__What is being asked__
Arrange the lines between the one holding "growth-bar-4-1 [316,534,331,566]" and the one holding "bar-8-0 [574,395,588,431]", inclusive, as a JSON list of strings with one string per line, leaving out any blank lines.

begin Provided records

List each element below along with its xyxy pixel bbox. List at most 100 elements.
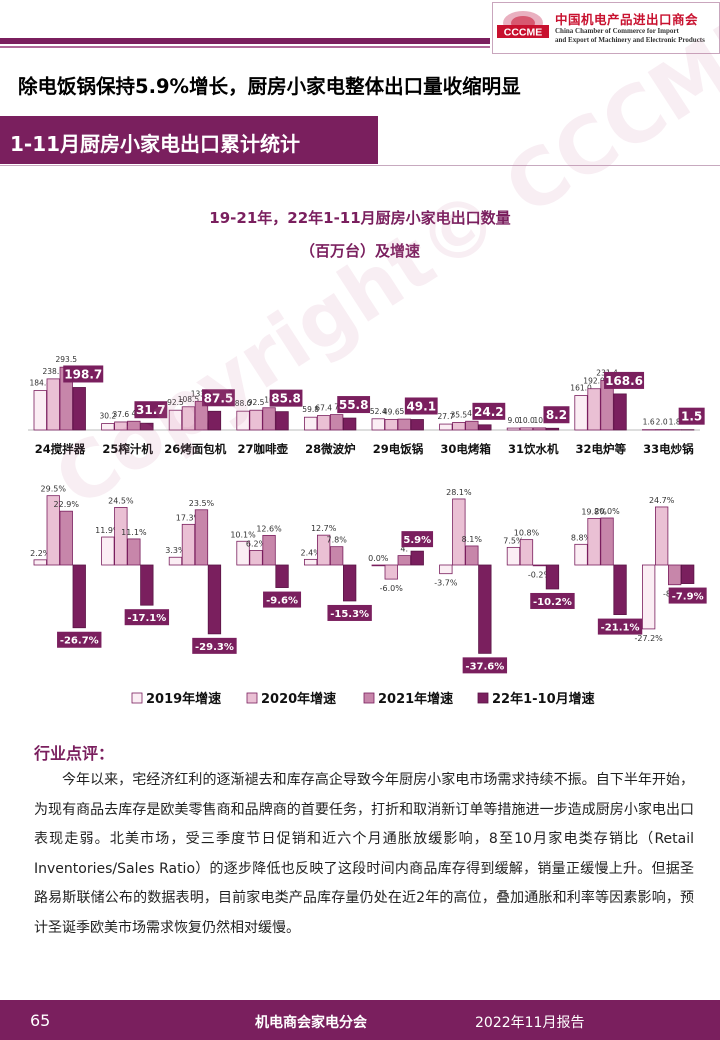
growth-bar-4-1 [316,534,331,566]
growth-bar-7-3 [545,564,560,590]
growth-label-3-1: 6.2% [246,539,267,548]
growth-label-9-0: -27.2% [634,634,663,643]
growth-label-4-2: 7.8% [326,536,347,545]
value-label-9-1: 2.0 [656,418,668,427]
bar-4-3 [342,417,357,431]
legend-label-0: 2019年增速 [146,691,221,707]
bar-7-3 [545,427,560,431]
growth-bar-6-3 [478,564,492,654]
growth-label-1-0: 11.9% [95,526,121,535]
growth-bar-7-2 [532,564,547,567]
value-label-2-1: 108.5 [178,395,200,404]
growth-label-0-3: -26.7% [60,636,99,647]
bar-0-1 [46,378,60,431]
value-label-8-3: 168.6 [605,374,643,388]
value-label-box-8 [604,371,645,389]
bar-4-0 [303,416,318,431]
value-label-0-2: 293.5 [56,355,78,364]
legend-swatch-2 [363,692,375,704]
category-label-6: 30电烤箱 [440,442,491,456]
value-label-0-1: 238.9 [43,367,65,376]
growth-label-box-9 [668,587,707,604]
value-label-6-2: 41 [467,409,477,418]
bar-2-1 [181,406,196,431]
growth-label-2-3: -29.3% [195,642,234,653]
growth-label-6-0: -3.7% [434,579,458,588]
bar-1-1 [114,421,128,431]
page-headline: 除电饭锅保持5.9%增长，厨房小家电整体出口量收缩明显 [18,75,521,98]
growth-label-box-8 [597,618,643,635]
growth-label-7-0: 7.5% [503,536,524,545]
bar-5-0 [371,418,385,431]
org-name-en-line1: China Chamber of Commerce for Import [555,27,679,35]
growth-label-2-2: 23.5% [189,499,215,508]
growth-bar-6-2 [465,545,479,566]
page-number: 65 [30,1011,51,1030]
value-label-box-0 [63,365,104,383]
value-label-2-3: 87.5 [204,391,234,405]
bar-8-0 [574,395,588,431]
growth-bar-0-1 [46,495,60,566]
growth-bar-1-3 [140,564,154,606]
value-label-4-3: 55.8 [339,398,369,412]
growth-label-6-2: 8.1% [462,535,483,544]
growth-label-box-5 [401,531,434,548]
legend-label-3: 22年1-10月增速 [492,691,595,707]
value-label-9-2: 1.8 [669,418,681,427]
section-divider [0,165,720,166]
value-label-7-2: 10. [533,416,545,425]
growth-label-3-0: 10.1% [230,530,256,539]
growth-bar-5-1 [384,564,398,580]
value-label-box-1 [134,401,168,419]
value-label-9-3: 1.5 [681,410,702,424]
value-label-box-7 [543,406,570,424]
growth-bar-3-0 [236,540,250,566]
value-label-3-1: 92.5 [248,398,265,407]
bar-6-2 [465,420,479,431]
growth-bar-9-0 [642,564,656,630]
bar-6-1 [452,422,466,431]
growth-label-box-4 [327,604,372,621]
growth-label-4-1: 12.7% [311,524,337,533]
growth-bar-0-3 [72,564,86,629]
growth-bar-2-3 [207,564,222,635]
growth-label-box-6 [462,657,508,674]
bar-0-3 [72,387,86,431]
growth-bar-6-1 [452,498,466,566]
value-label-8-1: 192.9 [583,377,605,386]
bar-8-3 [613,393,627,431]
growth-bar-6-0 [439,564,453,575]
growth-label-5-2: 4. [400,545,408,554]
org-name-en-line2: and Export of Machinery and Electronic P… [555,36,705,44]
bar-4-1 [316,415,331,431]
growth-bar-5-0 [371,564,385,567]
growth-label-8-2: 20.0% [594,507,620,516]
growth-bar-8-3 [613,564,627,615]
category-label-9: 33电炒锅 [643,442,694,456]
growth-label-7-2: -0.2% [528,570,552,579]
growth-bar-4-0 [303,558,318,566]
value-label-box-9 [678,407,705,425]
value-label-box-5 [404,397,438,415]
growth-label-5-0: 0.0% [368,554,389,563]
growth-label-9-1: 24.7% [649,496,675,505]
growth-bar-3-3 [275,564,289,588]
bar-2-2 [194,400,209,431]
bar-1-0 [101,423,115,431]
value-label-box-3 [269,389,303,407]
bar-5-1 [384,418,398,431]
growth-bar-8-1 [587,518,601,566]
growth-bar-5-3 [410,550,424,566]
org-name-cn: 中国机电产品进出口商会 [555,12,699,27]
value-label-6-0: 27.7 [437,412,454,421]
growth-bar-4-2 [329,546,344,566]
value-label-3-2: 10 [264,396,274,405]
value-label-1-0: 30.2 [99,412,116,421]
header-band-thin [0,46,490,48]
bar-0-0 [33,390,47,431]
growth-label-0-0: 2.2% [30,549,51,558]
value-label-0-3: 198.7 [64,367,102,381]
category-label-5: 29电饭锅 [373,442,424,456]
chart-title-line2: （百万台）及增速 [299,242,420,260]
bar-5-2 [397,418,411,431]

end Provided records

__Written response__
[
  "growth-bar-4-1 [316,534,331,566]",
  "growth-bar-7-3 [545,564,560,590]",
  "growth-label-3-1: 6.2% [246,539,267,548]",
  "growth-label-9-0: -27.2% [634,634,663,643]",
  "growth-label-4-2: 7.8% [326,536,347,545]",
  "value-label-9-1: 2.0 [656,418,668,427]",
  "bar-4-3 [342,417,357,431]",
  "legend-label-0: 2019年增速 [146,691,221,707]",
  "bar-7-3 [545,427,560,431]",
  "growth-bar-6-3 [478,564,492,654]",
  "growth-label-1-0: 11.9% [95,526,121,535]",
  "growth-bar-7-2 [532,564,547,567]",
  "value-label-2-1: 108.5 [178,395,200,404]",
  "growth-label-0-3: -26.7% [60,636,99,647]",
  "bar-0-1 [46,378,60,431]",
  "value-label-8-3: 168.6 [605,374,643,388]",
  "value-label-box-8 [604,371,645,389]",
  "bar-4-0 [303,416,318,431]",
  "value-label-0-2: 293.5 [56,355,78,364]",
  "legend-swatch-2 [363,692,375,704]",
  "category-label-6: 30电烤箱 [440,442,491,456]",
  "value-label-0-1: 238.9 [43,367,65,376]",
  "growth-label-box-9 [668,587,707,604]",
  "value-label-6-2: 41 [467,409,477,418]",
  "bar-2-1 [181,406,196,431]",
  "growth-label-2-3: -29.3% [195,642,234,653]",
  "growth-label-6-0: -3.7% [434,579,458,588]",
  "bar-1-1 [114,421,128,431]",
  "page-headline: 除电饭锅保持5.9%增长，厨房小家电整体出口量收缩明显 [18,75,521,98]",
  "growth-label-box-8 [597,618,643,635]",
  "growth-label-7-0: 7.5% [503,536,524,545]",
  "bar-5-0 [371,418,385,431]",
  "org-name-en-line1: China Chamber of Commerce for Import [555,27,679,35]",
  "growth-label-2-2: 23.5% [189,499,215,508]",
  "growth-bar-6-2 [465,545,479,566]",
  "page-number: 65 [30,1011,51,1030]",
  "value-label-box-0 [63,365,104,383]",
  "value-label-2-3: 87.5 [204,391,234,405]",
  "bar-8-0 [574,395,588,431]"
]